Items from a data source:
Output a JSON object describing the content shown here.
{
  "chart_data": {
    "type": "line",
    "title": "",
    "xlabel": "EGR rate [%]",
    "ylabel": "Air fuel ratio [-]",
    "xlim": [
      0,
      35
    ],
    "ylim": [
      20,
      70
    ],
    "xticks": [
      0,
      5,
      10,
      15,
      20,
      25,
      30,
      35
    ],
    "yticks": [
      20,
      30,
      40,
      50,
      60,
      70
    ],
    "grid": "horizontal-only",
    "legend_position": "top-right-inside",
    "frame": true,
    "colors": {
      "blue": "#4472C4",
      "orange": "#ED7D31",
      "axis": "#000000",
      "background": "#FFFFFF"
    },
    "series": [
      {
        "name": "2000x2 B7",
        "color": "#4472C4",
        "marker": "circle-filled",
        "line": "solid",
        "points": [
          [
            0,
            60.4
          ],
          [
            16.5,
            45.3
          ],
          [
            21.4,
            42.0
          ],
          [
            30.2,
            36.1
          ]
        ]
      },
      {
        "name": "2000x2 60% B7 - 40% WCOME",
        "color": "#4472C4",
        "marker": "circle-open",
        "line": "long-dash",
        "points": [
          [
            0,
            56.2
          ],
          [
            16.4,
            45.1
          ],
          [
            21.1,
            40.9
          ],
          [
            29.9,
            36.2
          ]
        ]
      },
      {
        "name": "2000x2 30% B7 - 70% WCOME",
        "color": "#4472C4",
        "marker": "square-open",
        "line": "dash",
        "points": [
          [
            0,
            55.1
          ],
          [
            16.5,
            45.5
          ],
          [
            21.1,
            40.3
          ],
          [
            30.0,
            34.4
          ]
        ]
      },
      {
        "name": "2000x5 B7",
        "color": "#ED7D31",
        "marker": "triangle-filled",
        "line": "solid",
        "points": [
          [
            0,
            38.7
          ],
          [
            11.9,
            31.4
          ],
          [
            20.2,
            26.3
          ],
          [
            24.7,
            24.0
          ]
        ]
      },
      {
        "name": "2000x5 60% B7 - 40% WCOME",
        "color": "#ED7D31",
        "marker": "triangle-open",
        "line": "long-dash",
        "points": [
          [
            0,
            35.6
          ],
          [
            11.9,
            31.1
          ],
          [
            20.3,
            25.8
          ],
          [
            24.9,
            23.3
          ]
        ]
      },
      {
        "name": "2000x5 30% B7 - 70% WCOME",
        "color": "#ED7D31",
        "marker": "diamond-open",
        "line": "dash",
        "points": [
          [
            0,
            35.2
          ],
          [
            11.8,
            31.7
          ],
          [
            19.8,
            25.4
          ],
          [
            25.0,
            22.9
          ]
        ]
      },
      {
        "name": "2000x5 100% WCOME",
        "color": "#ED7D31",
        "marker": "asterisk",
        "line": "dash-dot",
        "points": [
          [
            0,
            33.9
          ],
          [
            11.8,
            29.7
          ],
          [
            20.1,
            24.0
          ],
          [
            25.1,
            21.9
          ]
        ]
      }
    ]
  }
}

#### Task brief:
Write out every record verbatim.

#### Response to this exercise:
Output a JSON object describing the content shown here.
{
  "chart_data": {
    "type": "line",
    "title": "",
    "xlabel": "EGR rate [%]",
    "ylabel": "Air fuel ratio [-]",
    "xlim": [
      0,
      35
    ],
    "ylim": [
      20,
      70
    ],
    "xticks": [
      0,
      5,
      10,
      15,
      20,
      25,
      30,
      35
    ],
    "yticks": [
      20,
      30,
      40,
      50,
      60,
      70
    ],
    "grid": "horizontal-only",
    "legend_position": "top-right-inside",
    "frame": true,
    "colors": {
      "blue": "#4472C4",
      "orange": "#ED7D31",
      "axis": "#000000",
      "background": "#FFFFFF"
    },
    "series": [
      {
        "name": "2000x2 B7",
        "color": "#4472C4",
        "marker": "circle-filled",
        "line": "solid",
        "points": [
          [
            0,
            60.4
          ],
          [
            16.5,
            45.3
          ],
          [
            21.4,
            42.0
          ],
          [
            30.2,
            36.1
          ]
        ]
      },
      {
        "name": "2000x2 60% B7 - 40% WCOME",
        "color": "#4472C4",
        "marker": "circle-open",
        "line": "long-dash",
        "points": [
          [
            0,
            56.2
          ],
          [
            16.4,
            45.1
          ],
          [
            21.1,
            40.9
          ],
          [
            29.9,
            36.2
          ]
        ]
      },
      {
        "name": "2000x2 30% B7 - 70% WCOME",
        "color": "#4472C4",
        "marker": "square-open",
        "line": "dash",
        "points": [
          [
            0,
            55.1
          ],
          [
            16.5,
            45.5
          ],
          [
            21.1,
            40.3
          ],
          [
            30.0,
            34.4
          ]
        ]
      },
      {
        "name": "2000x5 B7",
        "color": "#ED7D31",
        "marker": "triangle-filled",
        "line": "solid",
        "points": [
          [
            0,
            38.7
          ],
          [
            11.9,
            31.4
          ],
          [
            20.2,
            26.3
          ],
          [
            24.7,
            24.0
          ]
        ]
      },
      {
        "name": "2000x5 60% B7 - 40% WCOME",
        "color": "#ED7D31",
        "marker": "triangle-open",
        "line": "long-dash",
        "points": [
          [
            0,
            35.6
          ],
          [
            11.9,
            31.1
          ],
          [
            20.3,
            25.8
          ],
          [
            24.9,
            23.3
          ]
        ]
      },
      {
        "name": "2000x5 30% B7 - 70% WCOME",
        "color": "#ED7D31",
        "marker": "diamond-open",
        "line": "dash",
        "points": [
          [
            0,
            35.2
          ],
          [
            11.8,
            31.7
          ],
          [
            19.8,
            25.4
          ],
          [
            25.0,
            22.9
          ]
        ]
      },
      {
        "name": "2000x5 100% WCOME",
        "color": "#ED7D31",
        "marker": "asterisk",
        "line": "dash-dot",
        "points": [
          [
            0,
            33.9
          ],
          [
            11.8,
            29.7
          ],
          [
            20.1,
            24.0
          ],
          [
            25.1,
            21.9
          ]
        ]
      }
    ]
  }
}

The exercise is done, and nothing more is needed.